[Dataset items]
********************
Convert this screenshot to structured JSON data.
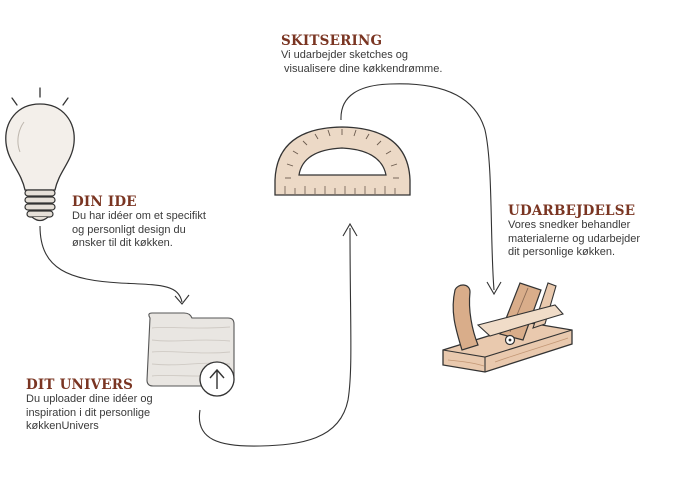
{
  "colors": {
    "heading": "#7a3522",
    "text": "#3a3a3a",
    "line": "#333333",
    "bulb": "#f3efea",
    "folder": "#e9e6e2",
    "wood": "#e9c9ae",
    "wood_dark": "#d9ad8a",
    "protractor": "#ecd9c6"
  },
  "icons": {
    "idea": "lightbulb-icon",
    "univers": "folder-upload-icon",
    "sketch": "protractor-icon",
    "make": "wood-plane-icon"
  },
  "steps": {
    "idea": {
      "title": "DIN IDE",
      "lines": [
        "Du har idéer om et specifikt",
        "og personligt design du",
        "ønsker til dit køkken."
      ]
    },
    "univers": {
      "title": "DIT UNIVERS",
      "lines": [
        "Du uploader dine idéer og",
        "inspiration i dit personlige",
        "køkkenUnivers"
      ]
    },
    "sketch": {
      "title": "SKITSERING",
      "lines": [
        "Vi udarbejder sketches og",
        " visualisere dine køkkendrømme."
      ]
    },
    "make": {
      "title": "UDARBEJDELSE",
      "lines": [
        "Vores snedker behandler",
        "materialerne og udarbejder",
        "dit personlige køkken."
      ]
    }
  }
}
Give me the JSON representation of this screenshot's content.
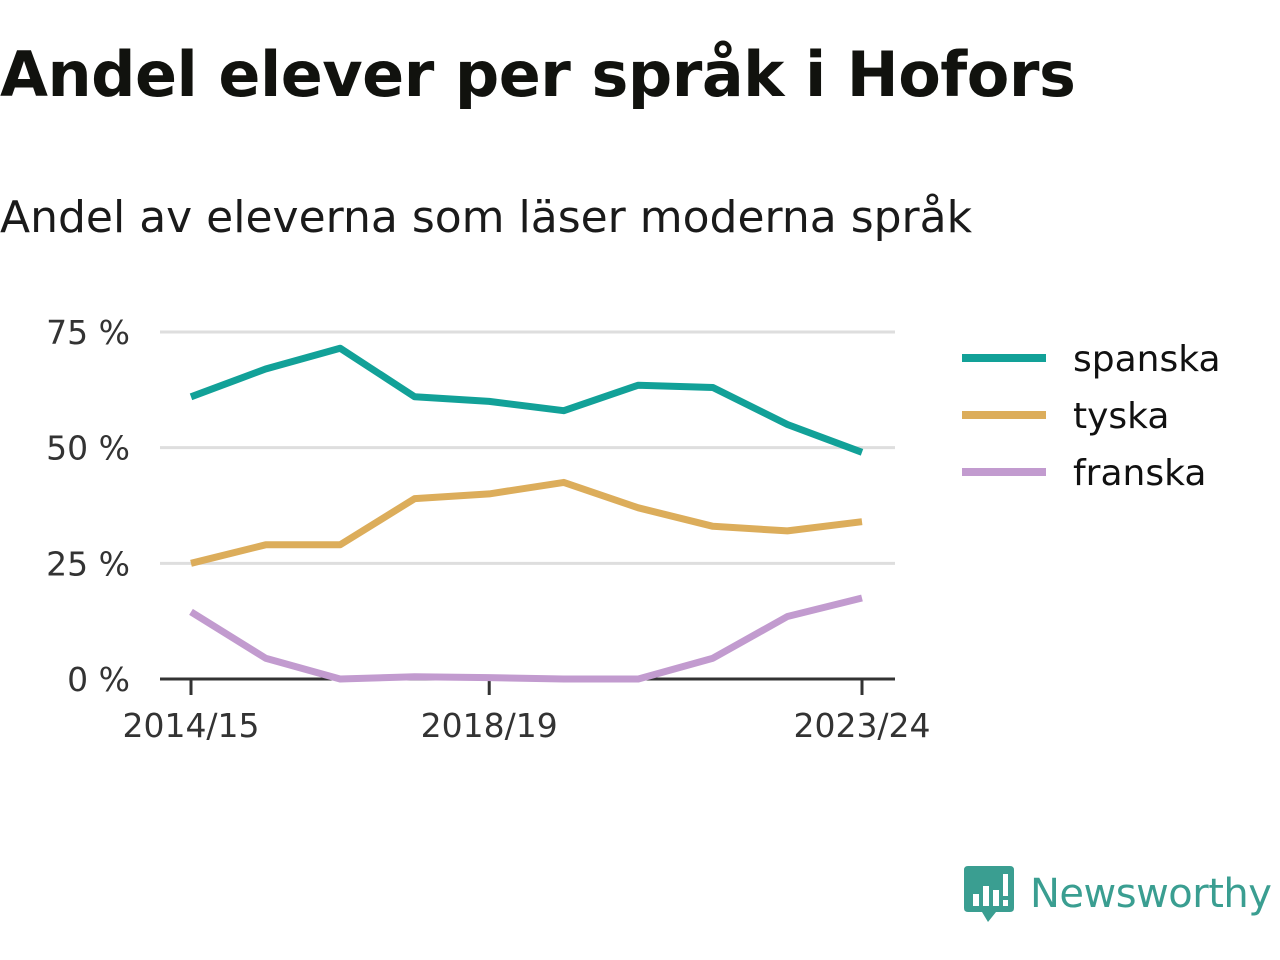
{
  "title": "Andel elever per språk i Hofors",
  "subtitle": "Andel av eleverna som läser moderna språk",
  "brand": {
    "name": "Newsworthy",
    "icon": "newsworthy-logo-icon",
    "color": "#3a9e91"
  },
  "chart_data": {
    "type": "line",
    "title": "Andel elever per språk i Hofors",
    "subtitle": "Andel av eleverna som läser moderna språk",
    "xlabel": "",
    "ylabel": "",
    "x": [
      "2014/15",
      "2015/16",
      "2016/17",
      "2017/18",
      "2018/19",
      "2019/20",
      "2020/21",
      "2021/22",
      "2022/23",
      "2023/24"
    ],
    "x_tick_labels": [
      "2014/15",
      "2018/19",
      "2023/24"
    ],
    "y_ticks": [
      0,
      25,
      50,
      75
    ],
    "y_tick_labels": [
      "0 %",
      "25 %",
      "50 %",
      "75 %"
    ],
    "ylim": [
      0,
      75
    ],
    "grid": true,
    "legend_position": "right",
    "series": [
      {
        "name": "spanska",
        "color": "#12a198",
        "values": [
          61,
          67,
          71.5,
          61,
          60,
          58,
          63.5,
          63,
          55,
          49
        ]
      },
      {
        "name": "tyska",
        "color": "#dcad5b",
        "values": [
          25,
          29,
          29,
          39,
          40,
          42.5,
          37,
          33,
          32,
          34
        ]
      },
      {
        "name": "franska",
        "color": "#c29bcf",
        "values": [
          14.5,
          4.5,
          0,
          0.5,
          0.3,
          0,
          0,
          4.5,
          13.5,
          17.5
        ]
      }
    ]
  }
}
********************
▸ EXERCISE DIRECTIONS
Copy out every line of the listing that contains the string "udarbejder".

▸ WORKED SOLUTION
        "Vi udarbejder sketches og",
        "materialerne og udarbejder",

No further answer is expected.